Can you give all the records again without altering a single character?

• • • •

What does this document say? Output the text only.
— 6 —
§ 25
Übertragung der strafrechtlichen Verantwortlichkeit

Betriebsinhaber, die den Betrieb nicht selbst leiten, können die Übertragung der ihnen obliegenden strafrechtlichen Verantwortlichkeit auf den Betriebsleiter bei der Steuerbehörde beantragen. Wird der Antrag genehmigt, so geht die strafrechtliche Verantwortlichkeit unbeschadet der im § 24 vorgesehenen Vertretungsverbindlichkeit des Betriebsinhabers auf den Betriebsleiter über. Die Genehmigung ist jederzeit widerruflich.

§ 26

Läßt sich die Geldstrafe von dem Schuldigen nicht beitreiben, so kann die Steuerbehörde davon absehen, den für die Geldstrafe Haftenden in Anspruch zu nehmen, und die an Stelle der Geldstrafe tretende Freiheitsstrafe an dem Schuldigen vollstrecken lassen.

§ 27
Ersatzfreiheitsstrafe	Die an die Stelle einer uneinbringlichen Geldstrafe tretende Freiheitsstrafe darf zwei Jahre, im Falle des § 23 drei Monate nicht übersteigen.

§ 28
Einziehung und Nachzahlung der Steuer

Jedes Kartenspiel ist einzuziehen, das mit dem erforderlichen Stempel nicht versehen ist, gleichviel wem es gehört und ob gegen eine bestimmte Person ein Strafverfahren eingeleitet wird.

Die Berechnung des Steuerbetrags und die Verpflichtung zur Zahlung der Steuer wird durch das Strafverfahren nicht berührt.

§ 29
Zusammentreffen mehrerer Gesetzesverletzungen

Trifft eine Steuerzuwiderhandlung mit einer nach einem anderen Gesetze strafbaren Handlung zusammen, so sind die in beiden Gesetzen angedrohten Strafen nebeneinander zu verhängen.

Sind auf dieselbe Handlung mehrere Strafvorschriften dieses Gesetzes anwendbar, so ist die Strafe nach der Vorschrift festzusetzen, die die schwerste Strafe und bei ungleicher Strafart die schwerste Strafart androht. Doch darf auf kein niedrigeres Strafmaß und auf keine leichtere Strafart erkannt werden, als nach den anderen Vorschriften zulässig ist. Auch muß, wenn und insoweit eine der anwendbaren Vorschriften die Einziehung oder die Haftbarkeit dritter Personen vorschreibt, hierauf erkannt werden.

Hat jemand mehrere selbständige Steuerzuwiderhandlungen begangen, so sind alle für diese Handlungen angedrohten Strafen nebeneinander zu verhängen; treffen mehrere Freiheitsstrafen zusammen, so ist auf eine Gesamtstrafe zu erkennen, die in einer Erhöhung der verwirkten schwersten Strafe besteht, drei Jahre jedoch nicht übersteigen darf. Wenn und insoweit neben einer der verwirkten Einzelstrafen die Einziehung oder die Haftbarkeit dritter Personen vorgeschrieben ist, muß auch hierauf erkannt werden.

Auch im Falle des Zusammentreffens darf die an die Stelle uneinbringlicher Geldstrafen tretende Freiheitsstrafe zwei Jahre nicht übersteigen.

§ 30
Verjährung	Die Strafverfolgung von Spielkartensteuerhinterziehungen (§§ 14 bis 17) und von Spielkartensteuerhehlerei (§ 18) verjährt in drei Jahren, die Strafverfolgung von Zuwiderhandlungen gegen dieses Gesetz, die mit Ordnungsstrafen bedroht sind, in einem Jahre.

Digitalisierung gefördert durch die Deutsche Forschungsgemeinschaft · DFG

• • • •

- Complete response
What does this document say? Output the text only.
— 6 —
§ 25
Übertragung der strafrechtlichen Verantwortlichkeit

Betriebsinhaber, die den Betrieb nicht selbst leiten, können die Übertragung der ihnen obliegenden strafrechtlichen Verantwortlichkeit auf den Betriebsleiter bei der Steuerbehörde beantragen. Wird der Antrag genehmigt, so geht die strafrechtliche Verantwortlichkeit unbeschadet der im § 24 vorgesehenen Vertretungsverbindlichkeit des Betriebsinhabers auf den Betriebsleiter über. Die Genehmigung ist jederzeit widerruflich.

§ 26

Läßt sich die Geldstrafe von dem Schuldigen nicht beitreiben, so kann die Steuerbehörde davon absehen, den für die Geldstrafe Haftenden in Anspruch zu nehmen, und die an Stelle der Geldstrafe tretende Freiheitsstrafe an dem Schuldigen vollstrecken lassen.

§ 27
Ersatzfreiheitsstrafe	Die an die Stelle einer uneinbringlichen Geldstrafe tretende Freiheitsstrafe darf zwei Jahre, im Falle des § 23 drei Monate nicht übersteigen.

§ 28
Einziehung und Nachzahlung der Steuer

Jedes Kartenspiel ist einzuziehen, das mit dem erforderlichen Stempel nicht versehen ist, gleichviel wem es gehört und ob gegen eine bestimmte Person ein Strafverfahren eingeleitet wird.

Die Berechnung des Steuerbetrags und die Verpflichtung zur Zahlung der Steuer wird durch das Strafverfahren nicht berührt.

§ 29
Zusammentreffen mehrerer Gesetzesverletzungen

Trifft eine Steuerzuwiderhandlung mit einer nach einem anderen Gesetze strafbaren Handlung zusammen, so sind die in beiden Gesetzen angedrohten Strafen nebeneinander zu verhängen.

Sind auf dieselbe Handlung mehrere Strafvorschriften dieses Gesetzes anwendbar, so ist die Strafe nach der Vorschrift festzusetzen, die die schwerste Strafe und bei ungleicher Strafart die schwerste Strafart androht. Doch darf auf kein niedrigeres Strafmaß und auf keine leichtere Strafart erkannt werden, als nach den anderen Vorschriften zulässig ist. Auch muß, wenn und insoweit eine der anwendbaren Vorschriften die Einziehung oder die Haftbarkeit dritter Personen vorschreibt, hierauf erkannt werden.

Hat jemand mehrere selbständige Steuerzuwiderhandlungen begangen, so sind alle für diese Handlungen angedrohten Strafen nebeneinander zu verhängen; treffen mehrere Freiheitsstrafen zusammen, so ist auf eine Gesamtstrafe zu erkennen, die in einer Erhöhung der verwirkten schwersten Strafe besteht, drei Jahre jedoch nicht übersteigen darf. Wenn und insoweit neben einer der verwirkten Einzelstrafen die Einziehung oder die Haftbarkeit dritter Personen vorgeschrieben ist, muß auch hierauf erkannt werden.

Auch im Falle des Zusammentreffens darf die an die Stelle uneinbringlicher Geldstrafen tretende Freiheitsstrafe zwei Jahre nicht übersteigen.

§ 30
Verjährung	Die Strafverfolgung von Spielkartensteuerhinterziehungen (§§ 14 bis 17) und von Spielkartensteuerhehlerei (§ 18) verjährt in drei Jahren, die Strafverfolgung von Zuwiderhandlungen gegen dieses Gesetz, die mit Ordnungsstrafen bedroht sind, in einem Jahre.

Digitalisierung gefördert durch die Deutsche Forschungsgemeinschaft · DFG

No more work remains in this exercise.